● Records provided:
>>>>
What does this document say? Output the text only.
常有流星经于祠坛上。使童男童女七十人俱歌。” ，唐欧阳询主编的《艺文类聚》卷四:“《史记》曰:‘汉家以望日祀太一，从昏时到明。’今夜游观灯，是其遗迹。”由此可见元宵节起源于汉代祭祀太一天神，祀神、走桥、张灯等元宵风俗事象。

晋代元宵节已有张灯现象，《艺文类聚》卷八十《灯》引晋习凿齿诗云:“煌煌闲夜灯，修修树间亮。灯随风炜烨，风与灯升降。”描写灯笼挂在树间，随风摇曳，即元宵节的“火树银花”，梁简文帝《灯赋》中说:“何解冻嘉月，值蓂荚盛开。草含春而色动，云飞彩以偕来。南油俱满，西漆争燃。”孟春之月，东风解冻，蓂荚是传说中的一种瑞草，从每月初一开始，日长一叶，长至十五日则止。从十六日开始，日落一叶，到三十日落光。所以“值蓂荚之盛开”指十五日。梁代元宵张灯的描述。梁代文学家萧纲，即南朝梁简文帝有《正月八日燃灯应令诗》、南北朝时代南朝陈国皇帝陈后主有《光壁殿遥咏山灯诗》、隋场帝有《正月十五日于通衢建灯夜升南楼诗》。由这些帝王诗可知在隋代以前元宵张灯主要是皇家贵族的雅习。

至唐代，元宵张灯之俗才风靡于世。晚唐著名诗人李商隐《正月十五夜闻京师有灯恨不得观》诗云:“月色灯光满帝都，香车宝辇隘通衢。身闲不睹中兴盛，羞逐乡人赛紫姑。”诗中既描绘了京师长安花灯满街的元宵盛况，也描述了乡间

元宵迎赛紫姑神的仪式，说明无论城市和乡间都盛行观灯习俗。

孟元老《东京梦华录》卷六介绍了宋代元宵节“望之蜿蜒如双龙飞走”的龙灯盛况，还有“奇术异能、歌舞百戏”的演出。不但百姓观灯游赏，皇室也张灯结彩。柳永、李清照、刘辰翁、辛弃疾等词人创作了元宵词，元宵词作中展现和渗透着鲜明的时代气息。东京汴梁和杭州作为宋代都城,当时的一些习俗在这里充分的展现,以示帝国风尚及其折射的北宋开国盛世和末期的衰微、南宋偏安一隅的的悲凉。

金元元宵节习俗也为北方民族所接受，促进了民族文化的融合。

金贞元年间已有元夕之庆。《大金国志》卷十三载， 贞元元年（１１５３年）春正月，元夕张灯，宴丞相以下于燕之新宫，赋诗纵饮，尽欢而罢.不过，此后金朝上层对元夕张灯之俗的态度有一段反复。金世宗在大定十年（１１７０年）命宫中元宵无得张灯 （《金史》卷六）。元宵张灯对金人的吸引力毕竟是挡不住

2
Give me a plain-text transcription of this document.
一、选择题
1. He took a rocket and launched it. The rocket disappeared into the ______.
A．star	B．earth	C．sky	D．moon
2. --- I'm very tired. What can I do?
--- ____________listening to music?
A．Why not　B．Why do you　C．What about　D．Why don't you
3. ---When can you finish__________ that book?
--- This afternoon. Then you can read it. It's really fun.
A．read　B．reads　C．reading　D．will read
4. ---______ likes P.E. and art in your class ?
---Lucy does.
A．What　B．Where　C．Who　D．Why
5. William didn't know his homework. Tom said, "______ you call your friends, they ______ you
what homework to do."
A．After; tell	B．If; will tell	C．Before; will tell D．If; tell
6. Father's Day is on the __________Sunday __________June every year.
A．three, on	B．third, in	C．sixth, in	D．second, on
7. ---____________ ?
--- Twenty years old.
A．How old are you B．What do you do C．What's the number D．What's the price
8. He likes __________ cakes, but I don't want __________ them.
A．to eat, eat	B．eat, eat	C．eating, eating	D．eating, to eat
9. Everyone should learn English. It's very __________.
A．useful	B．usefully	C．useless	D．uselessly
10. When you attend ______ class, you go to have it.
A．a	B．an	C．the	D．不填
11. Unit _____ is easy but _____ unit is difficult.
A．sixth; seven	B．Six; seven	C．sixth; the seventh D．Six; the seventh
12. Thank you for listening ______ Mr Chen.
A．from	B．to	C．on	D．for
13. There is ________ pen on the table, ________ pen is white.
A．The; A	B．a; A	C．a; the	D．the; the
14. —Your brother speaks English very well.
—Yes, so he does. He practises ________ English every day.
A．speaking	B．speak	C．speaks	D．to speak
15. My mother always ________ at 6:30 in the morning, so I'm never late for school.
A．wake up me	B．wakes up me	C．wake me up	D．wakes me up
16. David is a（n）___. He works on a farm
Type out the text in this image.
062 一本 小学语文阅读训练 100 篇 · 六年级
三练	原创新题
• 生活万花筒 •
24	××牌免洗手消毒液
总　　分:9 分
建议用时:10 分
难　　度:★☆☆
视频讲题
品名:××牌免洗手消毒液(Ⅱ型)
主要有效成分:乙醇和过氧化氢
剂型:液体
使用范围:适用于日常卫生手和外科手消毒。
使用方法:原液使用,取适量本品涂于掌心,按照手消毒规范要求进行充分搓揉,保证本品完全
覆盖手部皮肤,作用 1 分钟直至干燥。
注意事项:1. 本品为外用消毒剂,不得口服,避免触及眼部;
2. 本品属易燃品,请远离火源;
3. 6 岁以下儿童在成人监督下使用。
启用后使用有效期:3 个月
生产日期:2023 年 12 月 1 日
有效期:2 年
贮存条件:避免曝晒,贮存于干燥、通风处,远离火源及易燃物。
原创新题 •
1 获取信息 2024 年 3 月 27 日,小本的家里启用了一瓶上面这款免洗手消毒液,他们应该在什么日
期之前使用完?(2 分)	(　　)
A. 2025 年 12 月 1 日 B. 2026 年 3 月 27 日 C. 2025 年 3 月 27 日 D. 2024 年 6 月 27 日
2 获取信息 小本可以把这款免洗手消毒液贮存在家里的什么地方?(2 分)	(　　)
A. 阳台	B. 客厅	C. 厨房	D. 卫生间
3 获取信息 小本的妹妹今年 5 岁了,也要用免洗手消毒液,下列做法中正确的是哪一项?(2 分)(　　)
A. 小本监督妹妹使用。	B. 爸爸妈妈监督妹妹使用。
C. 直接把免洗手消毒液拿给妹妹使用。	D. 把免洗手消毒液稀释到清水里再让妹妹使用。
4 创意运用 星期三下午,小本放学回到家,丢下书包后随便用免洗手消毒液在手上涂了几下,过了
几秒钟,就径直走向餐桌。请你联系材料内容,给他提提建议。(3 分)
<<<<
● The problem:
Scan the data for the word "获取信息" and copy every line where it shows up.

● Exercise result:
1 获取信息 2024 年 3 月 27 日,小本的家里启用了一瓶上面这款免洗手消毒液,他们应该在什么日
2 获取信息 小本可以把这款免洗手消毒液贮存在家里的什么地方?(2 分)	(　　)
3 获取信息 小本的妹妹今年 5 岁了,也要用免洗手消毒液,下列做法中正确的是哪一项?(2 分)(　　)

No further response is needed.